- [Task goal] Identify the lines that contain the string "quyidagi" and copy all of them.
[Start Records provided]
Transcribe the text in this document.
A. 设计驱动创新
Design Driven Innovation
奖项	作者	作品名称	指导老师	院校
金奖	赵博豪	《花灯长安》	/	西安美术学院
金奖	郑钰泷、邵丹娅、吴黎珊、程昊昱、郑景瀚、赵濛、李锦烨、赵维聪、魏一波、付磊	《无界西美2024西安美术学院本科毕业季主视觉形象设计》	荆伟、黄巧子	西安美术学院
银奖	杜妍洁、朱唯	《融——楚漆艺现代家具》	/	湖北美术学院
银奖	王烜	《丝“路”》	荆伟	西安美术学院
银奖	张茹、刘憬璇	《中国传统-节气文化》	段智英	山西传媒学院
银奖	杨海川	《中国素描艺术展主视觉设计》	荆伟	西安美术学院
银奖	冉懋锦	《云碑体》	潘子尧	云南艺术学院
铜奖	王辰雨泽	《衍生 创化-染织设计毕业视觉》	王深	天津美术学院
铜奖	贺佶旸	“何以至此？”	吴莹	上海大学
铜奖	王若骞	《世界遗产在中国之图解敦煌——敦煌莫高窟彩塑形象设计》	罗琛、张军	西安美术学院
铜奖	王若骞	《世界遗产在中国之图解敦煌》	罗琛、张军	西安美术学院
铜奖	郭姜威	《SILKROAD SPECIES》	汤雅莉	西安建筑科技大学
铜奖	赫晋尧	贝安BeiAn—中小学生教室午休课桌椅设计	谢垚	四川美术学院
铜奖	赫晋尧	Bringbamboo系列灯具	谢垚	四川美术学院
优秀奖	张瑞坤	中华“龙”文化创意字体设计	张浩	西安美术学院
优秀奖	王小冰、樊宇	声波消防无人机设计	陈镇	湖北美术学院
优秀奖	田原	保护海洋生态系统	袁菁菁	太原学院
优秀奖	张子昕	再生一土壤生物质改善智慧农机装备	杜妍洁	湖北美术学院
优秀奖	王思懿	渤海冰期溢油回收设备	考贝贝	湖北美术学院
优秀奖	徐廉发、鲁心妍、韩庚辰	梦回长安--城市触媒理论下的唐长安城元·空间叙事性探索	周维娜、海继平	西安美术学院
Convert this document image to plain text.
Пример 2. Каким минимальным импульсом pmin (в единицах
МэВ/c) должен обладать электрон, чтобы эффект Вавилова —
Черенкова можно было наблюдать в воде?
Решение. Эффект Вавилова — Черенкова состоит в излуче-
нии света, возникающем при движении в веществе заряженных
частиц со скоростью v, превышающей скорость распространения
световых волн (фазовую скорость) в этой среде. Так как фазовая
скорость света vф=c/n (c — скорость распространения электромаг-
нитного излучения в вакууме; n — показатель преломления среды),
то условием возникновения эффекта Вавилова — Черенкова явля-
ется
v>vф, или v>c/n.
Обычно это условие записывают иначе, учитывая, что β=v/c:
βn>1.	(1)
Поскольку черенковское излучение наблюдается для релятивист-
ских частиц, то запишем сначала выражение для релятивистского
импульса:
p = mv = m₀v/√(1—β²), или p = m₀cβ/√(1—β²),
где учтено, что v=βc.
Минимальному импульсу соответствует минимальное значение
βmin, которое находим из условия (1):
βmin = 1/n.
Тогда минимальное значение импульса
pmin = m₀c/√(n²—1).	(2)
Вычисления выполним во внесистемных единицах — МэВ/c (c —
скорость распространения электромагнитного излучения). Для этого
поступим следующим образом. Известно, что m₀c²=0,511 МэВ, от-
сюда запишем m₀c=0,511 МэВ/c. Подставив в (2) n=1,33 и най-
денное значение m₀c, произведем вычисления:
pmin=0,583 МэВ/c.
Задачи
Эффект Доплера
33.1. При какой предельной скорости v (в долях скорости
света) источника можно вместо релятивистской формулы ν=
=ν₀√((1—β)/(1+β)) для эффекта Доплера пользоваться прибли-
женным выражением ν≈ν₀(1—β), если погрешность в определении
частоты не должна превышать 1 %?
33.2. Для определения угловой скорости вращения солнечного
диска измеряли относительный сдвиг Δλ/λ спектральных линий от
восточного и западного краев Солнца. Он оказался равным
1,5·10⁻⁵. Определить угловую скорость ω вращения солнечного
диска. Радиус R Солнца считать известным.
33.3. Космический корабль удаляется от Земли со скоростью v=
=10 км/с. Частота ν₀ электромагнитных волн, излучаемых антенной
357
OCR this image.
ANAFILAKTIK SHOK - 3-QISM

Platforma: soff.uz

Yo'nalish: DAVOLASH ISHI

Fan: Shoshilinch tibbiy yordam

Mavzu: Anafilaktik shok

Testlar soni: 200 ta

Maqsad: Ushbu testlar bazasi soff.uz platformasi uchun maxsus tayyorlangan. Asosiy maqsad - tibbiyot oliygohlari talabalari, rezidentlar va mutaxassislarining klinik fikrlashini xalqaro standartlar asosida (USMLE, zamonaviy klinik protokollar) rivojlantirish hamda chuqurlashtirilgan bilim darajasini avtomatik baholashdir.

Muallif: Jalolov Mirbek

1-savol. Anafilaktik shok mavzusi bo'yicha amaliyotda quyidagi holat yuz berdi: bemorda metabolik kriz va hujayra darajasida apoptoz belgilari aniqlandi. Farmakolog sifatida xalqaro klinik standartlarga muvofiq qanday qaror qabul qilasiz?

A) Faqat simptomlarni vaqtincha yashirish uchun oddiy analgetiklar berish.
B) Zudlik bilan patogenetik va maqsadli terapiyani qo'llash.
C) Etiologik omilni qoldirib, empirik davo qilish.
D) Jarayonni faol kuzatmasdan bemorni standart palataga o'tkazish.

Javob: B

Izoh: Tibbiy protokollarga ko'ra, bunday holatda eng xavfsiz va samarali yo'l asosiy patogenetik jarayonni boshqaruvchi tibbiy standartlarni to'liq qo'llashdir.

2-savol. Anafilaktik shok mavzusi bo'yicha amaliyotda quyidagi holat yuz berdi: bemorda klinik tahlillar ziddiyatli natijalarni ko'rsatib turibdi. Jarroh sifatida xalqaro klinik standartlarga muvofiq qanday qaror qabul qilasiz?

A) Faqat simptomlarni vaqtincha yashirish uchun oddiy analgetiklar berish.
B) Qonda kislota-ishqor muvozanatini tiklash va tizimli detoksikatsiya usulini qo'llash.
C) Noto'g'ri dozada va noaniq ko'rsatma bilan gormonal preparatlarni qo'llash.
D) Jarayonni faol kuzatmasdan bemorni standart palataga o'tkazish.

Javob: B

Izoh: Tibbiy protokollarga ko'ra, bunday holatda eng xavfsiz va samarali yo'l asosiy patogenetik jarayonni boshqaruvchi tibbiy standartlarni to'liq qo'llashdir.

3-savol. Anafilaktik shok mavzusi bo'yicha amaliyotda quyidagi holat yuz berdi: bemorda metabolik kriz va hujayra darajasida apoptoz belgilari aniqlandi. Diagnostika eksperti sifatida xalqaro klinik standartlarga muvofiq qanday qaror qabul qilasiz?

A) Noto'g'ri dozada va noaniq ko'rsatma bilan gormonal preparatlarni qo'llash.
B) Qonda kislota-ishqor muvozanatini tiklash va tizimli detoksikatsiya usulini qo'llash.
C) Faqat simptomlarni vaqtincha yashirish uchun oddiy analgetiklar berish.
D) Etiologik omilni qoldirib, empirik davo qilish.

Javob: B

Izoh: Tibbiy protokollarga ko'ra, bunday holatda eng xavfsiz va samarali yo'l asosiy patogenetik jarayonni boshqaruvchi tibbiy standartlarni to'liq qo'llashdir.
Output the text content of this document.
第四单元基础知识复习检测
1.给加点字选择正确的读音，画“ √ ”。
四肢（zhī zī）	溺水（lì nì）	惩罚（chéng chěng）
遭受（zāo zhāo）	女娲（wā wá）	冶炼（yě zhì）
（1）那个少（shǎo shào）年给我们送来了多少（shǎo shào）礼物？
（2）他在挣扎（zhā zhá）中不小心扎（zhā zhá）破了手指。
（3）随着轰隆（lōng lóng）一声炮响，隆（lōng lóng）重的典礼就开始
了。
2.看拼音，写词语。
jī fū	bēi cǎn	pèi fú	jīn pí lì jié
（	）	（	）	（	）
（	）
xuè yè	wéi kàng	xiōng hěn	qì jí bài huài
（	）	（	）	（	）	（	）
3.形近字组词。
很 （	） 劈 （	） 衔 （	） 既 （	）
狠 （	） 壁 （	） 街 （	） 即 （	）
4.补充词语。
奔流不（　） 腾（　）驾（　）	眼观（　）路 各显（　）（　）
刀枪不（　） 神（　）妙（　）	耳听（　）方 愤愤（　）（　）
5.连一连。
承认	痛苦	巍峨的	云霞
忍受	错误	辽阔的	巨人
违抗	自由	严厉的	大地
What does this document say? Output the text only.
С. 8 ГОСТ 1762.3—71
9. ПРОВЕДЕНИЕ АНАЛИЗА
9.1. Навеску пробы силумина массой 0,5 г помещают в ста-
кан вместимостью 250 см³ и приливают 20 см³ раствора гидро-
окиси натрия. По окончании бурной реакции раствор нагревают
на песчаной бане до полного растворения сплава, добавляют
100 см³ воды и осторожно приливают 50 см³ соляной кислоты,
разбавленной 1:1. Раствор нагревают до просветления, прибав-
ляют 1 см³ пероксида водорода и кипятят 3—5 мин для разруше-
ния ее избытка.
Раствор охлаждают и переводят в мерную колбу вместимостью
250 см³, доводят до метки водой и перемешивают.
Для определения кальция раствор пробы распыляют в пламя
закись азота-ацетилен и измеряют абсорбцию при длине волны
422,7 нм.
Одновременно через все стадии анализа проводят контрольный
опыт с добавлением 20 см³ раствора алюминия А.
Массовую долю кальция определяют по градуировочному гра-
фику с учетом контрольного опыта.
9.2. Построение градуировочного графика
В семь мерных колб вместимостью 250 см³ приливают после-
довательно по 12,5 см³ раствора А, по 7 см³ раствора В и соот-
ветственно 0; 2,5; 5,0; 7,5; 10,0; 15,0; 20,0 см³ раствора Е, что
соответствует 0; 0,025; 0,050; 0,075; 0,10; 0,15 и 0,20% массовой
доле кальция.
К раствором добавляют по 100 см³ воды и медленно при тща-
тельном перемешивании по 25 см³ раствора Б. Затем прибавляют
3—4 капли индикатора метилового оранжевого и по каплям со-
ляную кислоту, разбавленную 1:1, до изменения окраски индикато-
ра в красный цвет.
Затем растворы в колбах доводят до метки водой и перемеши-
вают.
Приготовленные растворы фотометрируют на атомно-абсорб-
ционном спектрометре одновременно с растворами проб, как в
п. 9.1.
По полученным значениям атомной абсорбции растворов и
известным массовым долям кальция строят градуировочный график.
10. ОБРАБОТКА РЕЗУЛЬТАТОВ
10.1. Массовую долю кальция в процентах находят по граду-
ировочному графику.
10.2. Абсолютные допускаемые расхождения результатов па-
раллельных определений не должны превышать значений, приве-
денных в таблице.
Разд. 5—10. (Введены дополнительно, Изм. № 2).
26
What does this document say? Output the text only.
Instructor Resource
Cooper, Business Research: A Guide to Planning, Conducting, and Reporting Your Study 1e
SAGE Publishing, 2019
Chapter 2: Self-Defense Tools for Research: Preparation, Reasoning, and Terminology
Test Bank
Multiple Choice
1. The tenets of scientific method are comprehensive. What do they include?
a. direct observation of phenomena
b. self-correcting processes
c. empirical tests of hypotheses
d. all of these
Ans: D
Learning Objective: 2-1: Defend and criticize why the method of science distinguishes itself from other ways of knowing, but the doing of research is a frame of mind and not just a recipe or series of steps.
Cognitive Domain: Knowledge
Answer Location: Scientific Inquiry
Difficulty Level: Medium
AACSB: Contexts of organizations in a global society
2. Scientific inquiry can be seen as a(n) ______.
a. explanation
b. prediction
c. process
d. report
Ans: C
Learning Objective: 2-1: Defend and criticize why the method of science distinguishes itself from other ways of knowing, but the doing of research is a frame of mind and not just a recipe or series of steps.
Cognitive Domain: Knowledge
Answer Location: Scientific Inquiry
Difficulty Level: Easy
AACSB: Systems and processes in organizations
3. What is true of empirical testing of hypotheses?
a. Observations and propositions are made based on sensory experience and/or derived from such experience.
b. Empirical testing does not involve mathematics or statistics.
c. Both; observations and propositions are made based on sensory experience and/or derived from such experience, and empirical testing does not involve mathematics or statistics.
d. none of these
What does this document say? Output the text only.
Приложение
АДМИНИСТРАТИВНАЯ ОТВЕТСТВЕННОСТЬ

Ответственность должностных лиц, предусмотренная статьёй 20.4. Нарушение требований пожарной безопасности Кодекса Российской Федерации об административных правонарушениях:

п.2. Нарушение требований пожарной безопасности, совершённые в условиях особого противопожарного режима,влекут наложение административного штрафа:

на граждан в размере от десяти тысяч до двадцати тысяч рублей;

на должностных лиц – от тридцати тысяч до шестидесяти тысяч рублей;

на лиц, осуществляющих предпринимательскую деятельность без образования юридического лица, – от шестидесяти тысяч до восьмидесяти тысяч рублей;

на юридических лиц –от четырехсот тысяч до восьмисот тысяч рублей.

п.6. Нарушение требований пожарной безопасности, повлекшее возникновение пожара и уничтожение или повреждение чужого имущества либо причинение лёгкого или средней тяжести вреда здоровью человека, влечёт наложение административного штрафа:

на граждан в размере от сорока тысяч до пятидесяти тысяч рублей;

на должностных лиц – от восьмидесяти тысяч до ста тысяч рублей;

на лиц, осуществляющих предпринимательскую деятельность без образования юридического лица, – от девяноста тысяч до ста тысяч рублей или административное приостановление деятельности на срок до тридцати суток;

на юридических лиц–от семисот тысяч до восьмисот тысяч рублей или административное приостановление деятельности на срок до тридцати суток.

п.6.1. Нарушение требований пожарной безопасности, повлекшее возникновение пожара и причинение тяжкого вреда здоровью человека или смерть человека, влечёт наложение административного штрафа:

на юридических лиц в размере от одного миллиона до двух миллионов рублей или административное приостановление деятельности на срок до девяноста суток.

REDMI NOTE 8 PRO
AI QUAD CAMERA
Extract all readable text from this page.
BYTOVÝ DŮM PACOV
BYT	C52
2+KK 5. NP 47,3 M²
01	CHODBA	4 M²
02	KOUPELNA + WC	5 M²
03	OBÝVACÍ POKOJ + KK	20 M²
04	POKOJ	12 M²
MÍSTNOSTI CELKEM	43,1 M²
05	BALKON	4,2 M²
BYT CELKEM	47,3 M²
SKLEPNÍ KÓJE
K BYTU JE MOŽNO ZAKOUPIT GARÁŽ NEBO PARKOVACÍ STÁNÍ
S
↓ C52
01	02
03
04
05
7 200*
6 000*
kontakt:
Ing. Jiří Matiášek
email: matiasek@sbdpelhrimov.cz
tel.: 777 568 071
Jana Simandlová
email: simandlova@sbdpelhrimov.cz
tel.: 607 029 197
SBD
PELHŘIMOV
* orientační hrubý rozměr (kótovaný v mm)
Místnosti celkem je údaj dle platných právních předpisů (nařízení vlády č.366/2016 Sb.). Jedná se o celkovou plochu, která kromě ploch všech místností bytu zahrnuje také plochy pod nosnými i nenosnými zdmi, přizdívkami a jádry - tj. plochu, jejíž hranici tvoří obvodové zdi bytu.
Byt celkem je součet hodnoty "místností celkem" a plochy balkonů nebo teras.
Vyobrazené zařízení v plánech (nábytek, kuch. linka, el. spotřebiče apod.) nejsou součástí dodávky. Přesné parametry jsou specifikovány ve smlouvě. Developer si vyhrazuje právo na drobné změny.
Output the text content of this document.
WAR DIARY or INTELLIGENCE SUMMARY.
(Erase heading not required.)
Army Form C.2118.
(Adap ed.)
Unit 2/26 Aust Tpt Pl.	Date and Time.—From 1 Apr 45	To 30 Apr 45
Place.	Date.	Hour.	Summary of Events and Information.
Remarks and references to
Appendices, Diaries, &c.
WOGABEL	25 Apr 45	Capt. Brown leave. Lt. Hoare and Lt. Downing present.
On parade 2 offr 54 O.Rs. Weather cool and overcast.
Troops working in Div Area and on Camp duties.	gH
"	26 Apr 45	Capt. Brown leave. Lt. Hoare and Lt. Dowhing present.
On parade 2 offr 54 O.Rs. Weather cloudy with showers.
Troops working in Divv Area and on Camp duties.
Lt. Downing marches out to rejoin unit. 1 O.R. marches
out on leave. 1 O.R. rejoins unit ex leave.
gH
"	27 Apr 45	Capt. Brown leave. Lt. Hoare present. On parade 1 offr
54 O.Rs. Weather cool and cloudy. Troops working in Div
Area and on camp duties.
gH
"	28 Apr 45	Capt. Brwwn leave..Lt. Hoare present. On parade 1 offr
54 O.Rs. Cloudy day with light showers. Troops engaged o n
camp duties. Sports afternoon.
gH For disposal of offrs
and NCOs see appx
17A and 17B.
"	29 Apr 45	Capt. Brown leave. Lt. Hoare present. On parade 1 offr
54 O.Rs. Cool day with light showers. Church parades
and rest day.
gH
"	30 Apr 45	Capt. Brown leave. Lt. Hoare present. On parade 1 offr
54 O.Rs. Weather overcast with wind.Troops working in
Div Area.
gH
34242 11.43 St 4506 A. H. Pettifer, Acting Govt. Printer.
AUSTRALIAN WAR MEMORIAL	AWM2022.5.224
[End Records provided]
- [Result for this exercise]
1-savol. Anafilaktik shok mavzusi bo'yicha amaliyotda quyidagi holat yuz berdi: bemorda metabolik kriz va hujayra darajasida apoptoz belgilari aniqlandi. Farmakolog sifatida xalqaro klinik standartlarga muvofiq qanday qaror qabul qilasiz?
2-savol. Anafilaktik shok mavzusi bo'yicha amaliyotda quyidagi holat yuz berdi: bemorda klinik tahlillar ziddiyatli natijalarni ko'rsatib turibdi. Jarroh sifatida xalqaro klinik standartlarga muvofiq qanday qaror qabul qilasiz?
3-savol. Anafilaktik shok mavzusi bo'yicha amaliyotda quyidagi holat yuz berdi: bemorda metabolik kriz va hujayra darajasida apoptoz belgilari aniqlandi. Diagnostika eksperti sifatida xalqaro klinik standartlarga muvofiq qanday qaror qabul qilasiz?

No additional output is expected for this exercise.